§ **Written request**: The data must be returned in full and exactly as given.

::: Data section

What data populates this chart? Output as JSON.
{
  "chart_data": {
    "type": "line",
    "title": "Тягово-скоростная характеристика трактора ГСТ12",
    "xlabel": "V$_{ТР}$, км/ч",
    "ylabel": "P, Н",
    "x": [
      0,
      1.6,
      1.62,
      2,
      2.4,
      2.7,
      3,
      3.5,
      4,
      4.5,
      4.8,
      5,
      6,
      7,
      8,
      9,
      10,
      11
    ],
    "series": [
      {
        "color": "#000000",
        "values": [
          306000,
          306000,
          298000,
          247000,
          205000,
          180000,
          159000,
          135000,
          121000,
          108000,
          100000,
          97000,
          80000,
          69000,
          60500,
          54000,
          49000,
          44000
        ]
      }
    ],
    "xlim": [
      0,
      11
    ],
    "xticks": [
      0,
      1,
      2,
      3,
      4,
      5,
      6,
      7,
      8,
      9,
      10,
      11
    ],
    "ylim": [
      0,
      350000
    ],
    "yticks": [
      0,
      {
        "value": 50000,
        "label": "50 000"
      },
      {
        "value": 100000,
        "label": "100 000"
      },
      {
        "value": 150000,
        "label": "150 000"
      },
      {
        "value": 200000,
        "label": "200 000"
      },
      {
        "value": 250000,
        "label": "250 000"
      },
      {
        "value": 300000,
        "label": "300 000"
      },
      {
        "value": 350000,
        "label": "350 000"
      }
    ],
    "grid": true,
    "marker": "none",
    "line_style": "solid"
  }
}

::::::

§ **Worked answer**:
What data populates this chart? Output as JSON.
{
  "chart_data": {
    "type": "line",
    "title": "Тягово-скоростная характеристика трактора ГСТ12",
    "xlabel": "V$_{ТР}$, км/ч",
    "ylabel": "P, Н",
    "x": [
      0,
      1.6,
      1.62,
      2,
      2.4,
      2.7,
      3,
      3.5,
      4,
      4.5,
      4.8,
      5,
      6,
      7,
      8,
      9,
      10,
      11
    ],
    "series": [
      {
        "color": "#000000",
        "values": [
          306000,
          306000,
          298000,
          247000,
          205000,
          180000,
          159000,
          135000,
          121000,
          108000,
          100000,
          97000,
          80000,
          69000,
          60500,
          54000,
          49000,
          44000
        ]
      }
    ],
    "xlim": [
      0,
      11
    ],
    "xticks": [
      0,
      1,
      2,
      3,
      4,
      5,
      6,
      7,
      8,
      9,
      10,
      11
    ],
    "ylim": [
      0,
      350000
    ],
    "yticks": [
      0,
      {
        "value": 50000,
        "label": "50 000"
      },
      {
        "value": 100000,
        "label": "100 000"
      },
      {
        "value": 150000,
        "label": "150 000"
      },
      {
        "value": 200000,
        "label": "200 000"
      },
      {
        "value": 250000,
        "label": "250 000"
      },
      {
        "value": 300000,
        "label": "300 000"
      },
      {
        "value": 350000,
        "label": "350 000"
      }
    ],
    "grid": true,
    "marker": "none",
    "line_style": "solid"
  }
}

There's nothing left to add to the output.